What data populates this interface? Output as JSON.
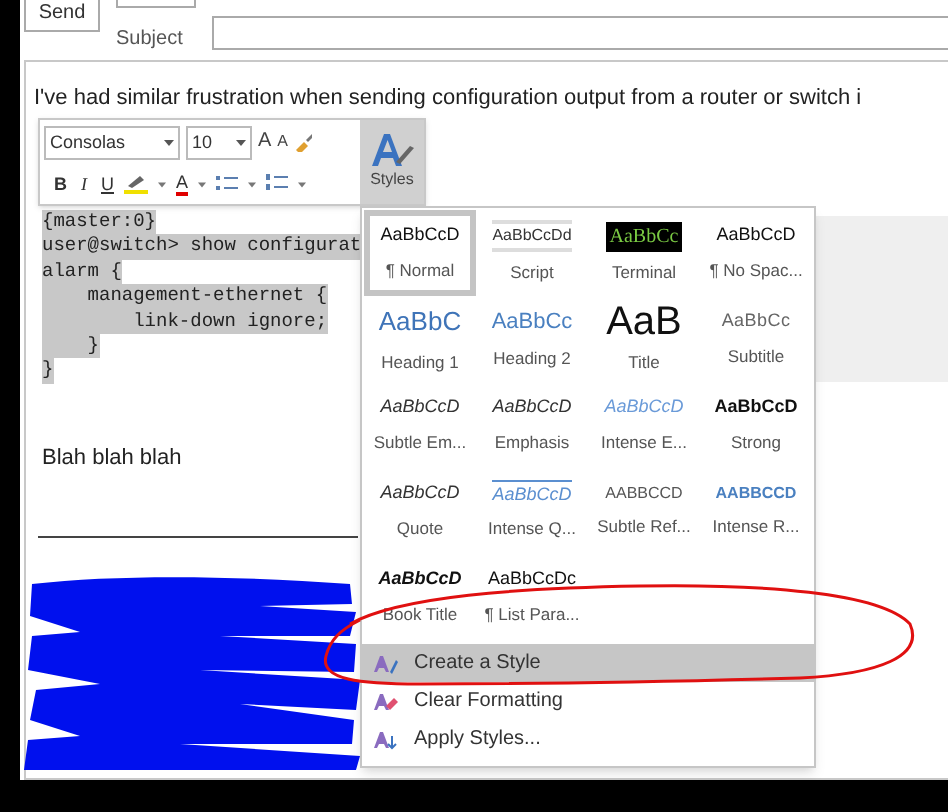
{
  "compose": {
    "send_button": "Send",
    "subject_label": "Subject"
  },
  "body": {
    "intro": "I've had similar frustration when sending configuration output from a router or switch i",
    "code_selected": true,
    "code_lines": [
      "{master:0}",
      "user@switch> show configurat",
      "alarm {",
      "    management-ethernet {",
      "        link-down ignore;",
      "    }",
      "}"
    ],
    "closing": "Blah blah blah"
  },
  "mini_toolbar": {
    "font": "Consolas",
    "size": "10",
    "grow_glyph": "A",
    "shrink_glyph": "A",
    "bold": "B",
    "italic": "I",
    "underline": "U",
    "font_color_glyph": "A",
    "styles_label": "Styles"
  },
  "styles_gallery": {
    "items": [
      {
        "kind": "normal",
        "sample": "AaBbCcD",
        "name": "¶ Normal",
        "selected": true
      },
      {
        "kind": "script",
        "sample": "AaBbCcDd",
        "name": "Script",
        "selected": false
      },
      {
        "kind": "terminal",
        "sample": "AaBbCc",
        "name": "Terminal",
        "selected": false
      },
      {
        "kind": "normal",
        "sample": "AaBbCcD",
        "name": "¶ No Spac...",
        "selected": false
      },
      {
        "kind": "heading1",
        "sample": "AaBbC",
        "name": "Heading 1",
        "selected": false
      },
      {
        "kind": "heading2",
        "sample": "AaBbCc",
        "name": "Heading 2",
        "selected": false
      },
      {
        "kind": "title",
        "sample": "AaB",
        "name": "Title",
        "selected": false
      },
      {
        "kind": "subtitle",
        "sample": "AaBbCc",
        "name": "Subtitle",
        "selected": false
      },
      {
        "kind": "italic",
        "sample": "AaBbCcD",
        "name": "Subtle Em...",
        "selected": false
      },
      {
        "kind": "italic",
        "sample": "AaBbCcD",
        "name": "Emphasis",
        "selected": false
      },
      {
        "kind": "intense_italic",
        "sample": "AaBbCcD",
        "name": "Intense E...",
        "selected": false
      },
      {
        "kind": "strong",
        "sample": "AaBbCcD",
        "name": "Strong",
        "selected": false
      },
      {
        "kind": "italic",
        "sample": "AaBbCcD",
        "name": "Quote",
        "selected": false
      },
      {
        "kind": "intense_quote",
        "sample": "AaBbCcD",
        "name": "Intense Q...",
        "selected": false
      },
      {
        "kind": "caps",
        "sample": "AABBCCD",
        "name": "Subtle Ref...",
        "selected": false
      },
      {
        "kind": "intense_caps",
        "sample": "AABBCCD",
        "name": "Intense R...",
        "selected": false
      },
      {
        "kind": "book",
        "sample": "AaBbCcD",
        "name": "Book Title",
        "selected": false
      },
      {
        "kind": "normal",
        "sample": "AaBbCcDc",
        "name": "¶ List Para...",
        "selected": false
      }
    ],
    "menu": [
      {
        "kind": "create",
        "label": "Create a Style",
        "selected": true
      },
      {
        "kind": "clear",
        "label": "Clear Formatting",
        "selected": false
      },
      {
        "kind": "apply",
        "label": "Apply Styles...",
        "selected": false
      }
    ]
  }
}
◆ ◆ ◆ ◆ ◆
● What is required
All of the entries above should be copied exactly, except for the pictures.

● Task answer
What data populates this interface? Output as JSON.
{
  "compose": {
    "send_button": "Send",
    "subject_label": "Subject"
  },
  "body": {
    "intro": "I've had similar frustration when sending configuration output from a router or switch i",
    "code_selected": true,
    "code_lines": [
      "{master:0}",
      "user@switch> show configurat",
      "alarm {",
      "    management-ethernet {",
      "        link-down ignore;",
      "    }",
      "}"
    ],
    "closing": "Blah blah blah"
  },
  "mini_toolbar": {
    "font": "Consolas",
    "size": "10",
    "grow_glyph": "A",
    "shrink_glyph": "A",
    "bold": "B",
    "italic": "I",
    "underline": "U",
    "font_color_glyph": "A",
    "styles_label": "Styles"
  },
  "styles_gallery": {
    "items": [
      {
        "kind": "normal",
        "sample": "AaBbCcD",
        "name": "¶ Normal",
        "selected": true
      },
      {
        "kind": "script",
        "sample": "AaBbCcDd",
        "name": "Script",
        "selected": false
      },
      {
        "kind": "terminal",
        "sample": "AaBbCc",
        "name": "Terminal",
        "selected": false
      },
      {
        "kind": "normal",
        "sample": "AaBbCcD",
        "name": "¶ No Spac...",
        "selected": false
      },
      {
        "kind": "heading1",
        "sample": "AaBbC",
        "name": "Heading 1",
        "selected": false
      },
      {
        "kind": "heading2",
        "sample": "AaBbCc",
        "name": "Heading 2",
        "selected": false
      },
      {
        "kind": "title",
        "sample": "AaB",
        "name": "Title",
        "selected": false
      },
      {
        "kind": "subtitle",
        "sample": "AaBbCc",
        "name": "Subtitle",
        "selected": false
      },
      {
        "kind": "italic",
        "sample": "AaBbCcD",
        "name": "Subtle Em...",
        "selected": false
      },
      {
        "kind": "italic",
        "sample": "AaBbCcD",
        "name": "Emphasis",
        "selected": false
      },
      {
        "kind": "intense_italic",
        "sample": "AaBbCcD",
        "name": "Intense E...",
        "selected": false
      },
      {
        "kind": "strong",
        "sample": "AaBbCcD",
        "name": "Strong",
        "selected": false
      },
      {
        "kind": "italic",
        "sample": "AaBbCcD",
        "name": "Quote",
        "selected": false
      },
      {
        "kind": "intense_quote",
        "sample": "AaBbCcD",
        "name": "Intense Q...",
        "selected": false
      },
      {
        "kind": "caps",
        "sample": "AABBCCD",
        "name": "Subtle Ref...",
        "selected": false
      },
      {
        "kind": "intense_caps",
        "sample": "AABBCCD",
        "name": "Intense R...",
        "selected": false
      },
      {
        "kind": "book",
        "sample": "AaBbCcD",
        "name": "Book Title",
        "selected": false
      },
      {
        "kind": "normal",
        "sample": "AaBbCcDc",
        "name": "¶ List Para...",
        "selected": false
      }
    ],
    "menu": [
      {
        "kind": "create",
        "label": "Create a Style",
        "selected": true
      },
      {
        "kind": "clear",
        "label": "Clear Formatting",
        "selected": false
      },
      {
        "kind": "apply",
        "label": "Apply Styles...",
        "selected": false
      }
    ]
  }
}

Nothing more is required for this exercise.